Problem description:
Report how many lines of the records below include the word "text". Give nothing but the number.

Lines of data
--------------------

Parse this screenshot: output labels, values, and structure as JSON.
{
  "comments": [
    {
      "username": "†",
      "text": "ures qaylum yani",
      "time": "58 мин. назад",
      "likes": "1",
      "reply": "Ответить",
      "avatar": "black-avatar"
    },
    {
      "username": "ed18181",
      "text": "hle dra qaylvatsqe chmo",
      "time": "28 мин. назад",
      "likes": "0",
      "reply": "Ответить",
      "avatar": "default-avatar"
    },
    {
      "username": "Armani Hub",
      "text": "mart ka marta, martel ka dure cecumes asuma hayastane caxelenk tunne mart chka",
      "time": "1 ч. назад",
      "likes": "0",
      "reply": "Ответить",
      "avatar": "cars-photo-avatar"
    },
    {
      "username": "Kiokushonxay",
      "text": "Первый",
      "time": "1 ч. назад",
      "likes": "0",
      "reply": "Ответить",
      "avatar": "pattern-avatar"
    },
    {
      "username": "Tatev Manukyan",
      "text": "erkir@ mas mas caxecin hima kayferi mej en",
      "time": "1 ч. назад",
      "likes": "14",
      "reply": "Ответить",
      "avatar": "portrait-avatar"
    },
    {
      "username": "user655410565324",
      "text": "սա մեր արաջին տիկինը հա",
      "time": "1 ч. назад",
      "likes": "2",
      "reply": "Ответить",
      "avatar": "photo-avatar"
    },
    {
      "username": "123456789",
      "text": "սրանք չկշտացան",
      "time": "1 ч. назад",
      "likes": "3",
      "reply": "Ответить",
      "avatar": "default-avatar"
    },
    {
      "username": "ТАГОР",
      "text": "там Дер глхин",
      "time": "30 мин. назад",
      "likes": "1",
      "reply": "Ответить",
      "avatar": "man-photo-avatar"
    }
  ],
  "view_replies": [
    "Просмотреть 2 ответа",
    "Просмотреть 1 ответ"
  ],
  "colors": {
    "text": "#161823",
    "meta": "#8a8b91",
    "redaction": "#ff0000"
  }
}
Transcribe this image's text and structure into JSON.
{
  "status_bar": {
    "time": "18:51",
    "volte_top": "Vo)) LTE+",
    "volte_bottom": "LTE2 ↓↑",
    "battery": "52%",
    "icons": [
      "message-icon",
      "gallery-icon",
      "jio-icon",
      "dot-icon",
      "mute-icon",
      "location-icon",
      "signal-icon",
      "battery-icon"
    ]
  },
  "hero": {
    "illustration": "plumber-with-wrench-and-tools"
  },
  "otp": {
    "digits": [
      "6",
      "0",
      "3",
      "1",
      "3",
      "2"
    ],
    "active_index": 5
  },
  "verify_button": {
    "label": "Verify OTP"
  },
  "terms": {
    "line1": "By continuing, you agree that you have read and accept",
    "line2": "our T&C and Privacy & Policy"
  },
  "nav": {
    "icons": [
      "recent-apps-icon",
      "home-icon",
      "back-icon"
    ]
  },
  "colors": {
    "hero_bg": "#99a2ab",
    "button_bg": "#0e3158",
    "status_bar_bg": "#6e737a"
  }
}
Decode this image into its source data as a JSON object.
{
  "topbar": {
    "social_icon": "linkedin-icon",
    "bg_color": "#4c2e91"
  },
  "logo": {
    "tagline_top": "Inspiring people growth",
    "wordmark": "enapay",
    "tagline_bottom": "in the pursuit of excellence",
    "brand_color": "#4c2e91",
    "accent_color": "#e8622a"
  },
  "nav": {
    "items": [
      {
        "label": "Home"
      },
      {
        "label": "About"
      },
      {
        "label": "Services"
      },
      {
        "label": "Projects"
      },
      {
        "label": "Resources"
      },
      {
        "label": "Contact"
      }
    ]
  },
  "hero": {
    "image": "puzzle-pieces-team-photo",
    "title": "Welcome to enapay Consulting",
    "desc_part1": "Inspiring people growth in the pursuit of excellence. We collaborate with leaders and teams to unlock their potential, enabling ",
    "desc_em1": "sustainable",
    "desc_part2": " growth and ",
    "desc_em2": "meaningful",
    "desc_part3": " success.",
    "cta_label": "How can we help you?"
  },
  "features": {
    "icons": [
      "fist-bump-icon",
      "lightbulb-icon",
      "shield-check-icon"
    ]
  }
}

--------------------

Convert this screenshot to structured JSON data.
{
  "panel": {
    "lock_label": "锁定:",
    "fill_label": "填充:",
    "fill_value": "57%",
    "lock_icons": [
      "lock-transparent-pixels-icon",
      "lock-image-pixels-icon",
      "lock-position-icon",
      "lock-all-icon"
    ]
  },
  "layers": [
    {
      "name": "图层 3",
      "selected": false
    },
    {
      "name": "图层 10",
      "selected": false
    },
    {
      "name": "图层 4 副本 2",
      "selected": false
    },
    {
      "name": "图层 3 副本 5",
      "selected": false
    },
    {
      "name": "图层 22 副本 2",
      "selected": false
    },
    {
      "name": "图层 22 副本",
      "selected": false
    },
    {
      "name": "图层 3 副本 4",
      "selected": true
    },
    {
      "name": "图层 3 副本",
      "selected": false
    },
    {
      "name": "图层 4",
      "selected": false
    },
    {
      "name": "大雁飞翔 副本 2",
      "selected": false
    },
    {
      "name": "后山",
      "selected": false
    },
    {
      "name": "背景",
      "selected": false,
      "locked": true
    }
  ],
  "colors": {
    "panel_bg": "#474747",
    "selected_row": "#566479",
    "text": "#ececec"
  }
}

--------------------

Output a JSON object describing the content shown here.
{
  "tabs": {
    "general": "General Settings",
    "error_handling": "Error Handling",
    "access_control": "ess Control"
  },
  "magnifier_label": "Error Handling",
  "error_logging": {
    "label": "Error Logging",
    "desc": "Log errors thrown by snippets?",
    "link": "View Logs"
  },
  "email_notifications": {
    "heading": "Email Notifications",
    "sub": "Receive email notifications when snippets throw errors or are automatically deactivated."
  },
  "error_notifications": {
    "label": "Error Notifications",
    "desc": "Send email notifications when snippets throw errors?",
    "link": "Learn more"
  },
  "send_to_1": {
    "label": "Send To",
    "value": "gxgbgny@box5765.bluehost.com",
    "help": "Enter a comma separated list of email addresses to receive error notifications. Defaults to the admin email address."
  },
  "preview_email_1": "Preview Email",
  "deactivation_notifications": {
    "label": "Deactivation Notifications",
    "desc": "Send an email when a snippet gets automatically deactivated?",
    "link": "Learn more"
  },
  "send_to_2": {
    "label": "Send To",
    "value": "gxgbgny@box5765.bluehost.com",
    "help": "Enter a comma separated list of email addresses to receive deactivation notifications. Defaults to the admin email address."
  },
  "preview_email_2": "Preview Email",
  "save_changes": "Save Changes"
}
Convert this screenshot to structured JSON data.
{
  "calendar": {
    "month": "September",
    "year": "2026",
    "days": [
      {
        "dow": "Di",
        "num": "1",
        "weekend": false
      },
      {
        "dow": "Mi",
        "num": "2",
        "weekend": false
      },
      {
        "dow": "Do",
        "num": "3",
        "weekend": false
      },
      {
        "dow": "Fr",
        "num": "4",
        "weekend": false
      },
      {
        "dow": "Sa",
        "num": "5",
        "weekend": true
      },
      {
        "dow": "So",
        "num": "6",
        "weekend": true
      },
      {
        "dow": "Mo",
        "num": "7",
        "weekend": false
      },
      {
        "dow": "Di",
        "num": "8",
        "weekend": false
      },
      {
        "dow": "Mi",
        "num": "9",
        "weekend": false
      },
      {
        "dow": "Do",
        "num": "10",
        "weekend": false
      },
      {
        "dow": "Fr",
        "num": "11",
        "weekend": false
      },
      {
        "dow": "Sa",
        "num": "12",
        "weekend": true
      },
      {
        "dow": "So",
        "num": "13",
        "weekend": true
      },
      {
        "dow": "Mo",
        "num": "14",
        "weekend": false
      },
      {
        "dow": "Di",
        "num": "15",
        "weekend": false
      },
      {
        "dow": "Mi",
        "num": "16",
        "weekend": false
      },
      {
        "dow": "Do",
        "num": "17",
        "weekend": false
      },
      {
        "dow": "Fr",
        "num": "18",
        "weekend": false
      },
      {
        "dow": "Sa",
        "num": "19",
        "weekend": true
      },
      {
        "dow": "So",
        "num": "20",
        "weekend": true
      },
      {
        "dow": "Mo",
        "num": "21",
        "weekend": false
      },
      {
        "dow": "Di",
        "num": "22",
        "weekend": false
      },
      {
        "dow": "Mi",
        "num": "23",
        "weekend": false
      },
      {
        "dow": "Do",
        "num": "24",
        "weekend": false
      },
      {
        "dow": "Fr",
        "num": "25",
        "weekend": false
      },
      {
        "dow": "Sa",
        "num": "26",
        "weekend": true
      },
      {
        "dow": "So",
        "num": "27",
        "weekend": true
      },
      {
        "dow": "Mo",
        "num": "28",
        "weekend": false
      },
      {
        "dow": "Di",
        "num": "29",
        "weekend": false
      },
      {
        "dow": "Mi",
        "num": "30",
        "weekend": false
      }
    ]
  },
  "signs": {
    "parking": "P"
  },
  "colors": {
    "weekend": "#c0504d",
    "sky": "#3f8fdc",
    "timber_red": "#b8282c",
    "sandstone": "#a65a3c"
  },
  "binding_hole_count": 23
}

--------------------

Task answer:
11